* Set task *
Below is a listing to transcribe in full and exactly; keep the pictures out.

(Data excerpts)
★ ★ ★ ★ ★ ★ ★

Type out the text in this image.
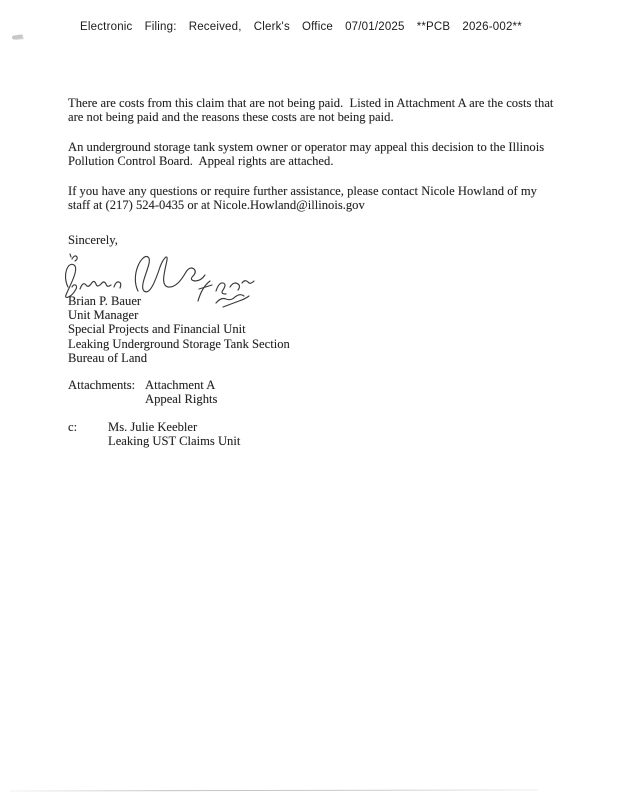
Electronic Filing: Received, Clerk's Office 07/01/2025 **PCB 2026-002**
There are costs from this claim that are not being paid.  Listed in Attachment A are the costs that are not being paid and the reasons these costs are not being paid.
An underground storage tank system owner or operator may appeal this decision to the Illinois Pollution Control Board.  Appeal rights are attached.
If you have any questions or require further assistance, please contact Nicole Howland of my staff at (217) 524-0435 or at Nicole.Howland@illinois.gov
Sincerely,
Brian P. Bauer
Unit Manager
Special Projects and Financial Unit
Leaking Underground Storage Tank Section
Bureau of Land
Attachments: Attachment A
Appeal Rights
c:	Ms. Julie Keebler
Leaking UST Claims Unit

★ ★ ★ ★ ★ ★ ★

* The result *
Type out the text in this image.
Electronic Filing: Received, Clerk's Office 07/01/2025 **PCB 2026-002**
There are costs from this claim that are not being paid.  Listed in Attachment A are the costs that are not being paid and the reasons these costs are not being paid.
An underground storage tank system owner or operator may appeal this decision to the Illinois Pollution Control Board.  Appeal rights are attached.
If you have any questions or require further assistance, please contact Nicole Howland of my staff at (217) 524-0435 or at Nicole.Howland@illinois.gov
Sincerely,
Brian P. Bauer
Unit Manager
Special Projects and Financial Unit
Leaking Underground Storage Tank Section
Bureau of Land
Attachments: Attachment A
Appeal Rights
c:	Ms. Julie Keebler
Leaking UST Claims Unit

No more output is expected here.